EJERCICIOS PROPUESTOS:
A - Indica si cada afirmación concuerda con el texto sobre Maradona y responde sí o no, citando literalmente las palabras que lo deciden: (i) Jaime Ruiz asegura saber mucho de fútbol; (ii) el Mundial que hizo inmortal a Maradona fue México 86; (iii) Jaime Ruiz nombra a Benedetti y Galeano como intelectuales.
B - Por favor, responde estas preguntas a partir del texto sobre Maradona:
(i) ¿Contra qué institución se va Maradona?
(ii) ¿Qué tipos de ideas tienen, según Jaime Ruiz, muchos individuos geniales en cuestiones deportivas?
(iii) ¿Qué tres rasgos presenta Jaime Ruiz como frutos del peronismo?

TEXTO EXTRAÍDO:

-----

De Maradoda se puede decir que fue un genio del Fútbol, solo necesito una sola pierda, la izquierda, para doblegar a sus rivales, aunque se especule mucho sobre su actitud en el Mundial que lo hizo inmortal, México 86, donde se le acusa de tener ayudad de las drogas para rendir el doble físicamente que los demás jugadores.

Después de ese gran momento, Maradona luce como muñeco de ventrilogo, movido por lo que le pueda seguir haciendo popular, exaltando al anti Americanismo que abunda en el Cono Sur, yéndose contra la Iglesia católica para emular las acciones de otros revolucionarios, y en su falta de Madures se siente aun un muchacho rebelde que proclama la existencia del Che Guevara y Fidel Castro.

Jaime Ruiz dijo...

Bueno, yo no voy a juzgar la calidad futbolística de Maradona. Primero porque no sé nada de fútbol y segundo porque sé que es uno de los mejores que ha habido. Pero eso no se traduce en virtudes especiales para la política, muchísimos individuos geniales en cuestiones deportivas tienen ideas simplemente criminales, racistas o de cualquier tipo.

Otra cosa es el personaje público Maradona, que desprestigia los logros del futbolista. Es un patán que parece encarnar los frutos del peronismo, la arrogancia, la grosería y la ignorancia convertidas por intelectuales desaprensivos, como Benedetti y Galeano, en modelo de comportamiento cívico.

-----

(Datos de predicción de cuadros delimitadores)
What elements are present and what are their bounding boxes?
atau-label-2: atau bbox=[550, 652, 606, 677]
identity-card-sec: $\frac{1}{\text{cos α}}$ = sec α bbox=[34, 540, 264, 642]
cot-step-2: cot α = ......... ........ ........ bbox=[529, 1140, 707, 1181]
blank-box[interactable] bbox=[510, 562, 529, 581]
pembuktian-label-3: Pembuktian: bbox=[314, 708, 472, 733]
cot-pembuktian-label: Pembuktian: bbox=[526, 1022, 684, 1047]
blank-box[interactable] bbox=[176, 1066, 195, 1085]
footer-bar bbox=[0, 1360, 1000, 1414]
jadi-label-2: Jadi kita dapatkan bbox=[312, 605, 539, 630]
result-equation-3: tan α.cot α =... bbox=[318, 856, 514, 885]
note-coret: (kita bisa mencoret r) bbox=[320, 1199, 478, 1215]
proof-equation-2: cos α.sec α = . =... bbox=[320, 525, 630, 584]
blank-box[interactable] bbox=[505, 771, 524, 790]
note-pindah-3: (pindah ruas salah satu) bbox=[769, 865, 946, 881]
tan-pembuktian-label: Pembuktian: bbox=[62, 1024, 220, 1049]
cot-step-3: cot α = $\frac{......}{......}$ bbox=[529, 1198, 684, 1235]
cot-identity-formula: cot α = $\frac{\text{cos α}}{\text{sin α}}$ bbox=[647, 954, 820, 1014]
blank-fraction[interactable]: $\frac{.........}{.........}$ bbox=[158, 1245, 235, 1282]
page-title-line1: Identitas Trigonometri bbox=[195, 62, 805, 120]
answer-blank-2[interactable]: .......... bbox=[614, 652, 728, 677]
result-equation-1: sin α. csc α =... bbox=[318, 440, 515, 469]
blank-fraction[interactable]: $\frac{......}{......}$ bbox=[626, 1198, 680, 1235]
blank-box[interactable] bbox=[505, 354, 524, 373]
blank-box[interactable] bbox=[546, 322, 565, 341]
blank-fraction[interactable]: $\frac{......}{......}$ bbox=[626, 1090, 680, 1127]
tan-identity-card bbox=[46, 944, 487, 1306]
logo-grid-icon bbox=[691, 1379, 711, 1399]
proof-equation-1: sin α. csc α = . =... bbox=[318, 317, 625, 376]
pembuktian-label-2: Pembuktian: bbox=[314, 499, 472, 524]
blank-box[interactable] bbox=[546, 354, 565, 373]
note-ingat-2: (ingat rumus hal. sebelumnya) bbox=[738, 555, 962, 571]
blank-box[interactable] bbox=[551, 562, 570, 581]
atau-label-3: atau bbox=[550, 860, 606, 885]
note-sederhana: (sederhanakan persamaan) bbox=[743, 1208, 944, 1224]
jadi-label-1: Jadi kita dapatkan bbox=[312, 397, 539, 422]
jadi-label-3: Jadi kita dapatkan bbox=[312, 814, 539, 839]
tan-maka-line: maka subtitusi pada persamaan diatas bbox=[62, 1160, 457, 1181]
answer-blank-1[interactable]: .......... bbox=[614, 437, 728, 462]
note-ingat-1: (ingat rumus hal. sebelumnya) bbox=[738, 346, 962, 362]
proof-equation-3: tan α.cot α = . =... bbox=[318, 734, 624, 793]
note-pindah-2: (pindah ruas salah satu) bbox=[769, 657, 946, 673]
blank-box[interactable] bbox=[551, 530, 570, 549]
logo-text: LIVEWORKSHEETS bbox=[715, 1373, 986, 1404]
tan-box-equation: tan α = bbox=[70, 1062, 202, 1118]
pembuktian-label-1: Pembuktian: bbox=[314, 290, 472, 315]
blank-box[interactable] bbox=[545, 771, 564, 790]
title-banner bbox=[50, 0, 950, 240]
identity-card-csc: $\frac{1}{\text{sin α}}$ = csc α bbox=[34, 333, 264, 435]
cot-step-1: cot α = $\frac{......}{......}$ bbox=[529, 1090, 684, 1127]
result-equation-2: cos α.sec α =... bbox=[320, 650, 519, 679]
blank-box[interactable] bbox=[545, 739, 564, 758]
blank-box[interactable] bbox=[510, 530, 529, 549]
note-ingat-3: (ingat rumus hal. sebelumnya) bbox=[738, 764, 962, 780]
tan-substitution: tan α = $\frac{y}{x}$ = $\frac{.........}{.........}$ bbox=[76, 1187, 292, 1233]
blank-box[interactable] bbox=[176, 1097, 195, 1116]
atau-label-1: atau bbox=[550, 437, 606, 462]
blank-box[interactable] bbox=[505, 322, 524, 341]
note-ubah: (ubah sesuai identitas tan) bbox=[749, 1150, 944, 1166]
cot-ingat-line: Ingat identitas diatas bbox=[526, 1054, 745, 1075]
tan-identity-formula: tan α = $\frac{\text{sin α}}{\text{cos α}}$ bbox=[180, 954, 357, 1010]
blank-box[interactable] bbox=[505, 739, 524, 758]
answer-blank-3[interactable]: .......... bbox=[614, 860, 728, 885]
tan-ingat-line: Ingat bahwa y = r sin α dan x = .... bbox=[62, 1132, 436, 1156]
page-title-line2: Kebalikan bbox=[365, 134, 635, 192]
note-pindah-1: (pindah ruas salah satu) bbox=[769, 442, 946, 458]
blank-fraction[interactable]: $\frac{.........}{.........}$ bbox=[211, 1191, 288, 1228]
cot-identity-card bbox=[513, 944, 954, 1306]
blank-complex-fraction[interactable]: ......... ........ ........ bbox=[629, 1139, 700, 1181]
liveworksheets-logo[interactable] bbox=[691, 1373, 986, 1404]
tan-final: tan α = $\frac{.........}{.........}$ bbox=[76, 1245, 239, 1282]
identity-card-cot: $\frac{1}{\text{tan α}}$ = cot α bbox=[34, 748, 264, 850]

-----

SOLUCIONES:
A -
(i) No: "Primero porque no sé nada de fútbol".
(ii) Sí: "el Mundial que lo hizo inmortal, México 86".
(iii) Sí: "intelectuales desaprensivos, como Benedetti y Galeano".

B -
(i) Contra la Iglesia católica.
(ii) Ideas simplemente criminales, racistas o de cualquier tipo.
(iii) La arrogancia, la grosería y la ignorancia.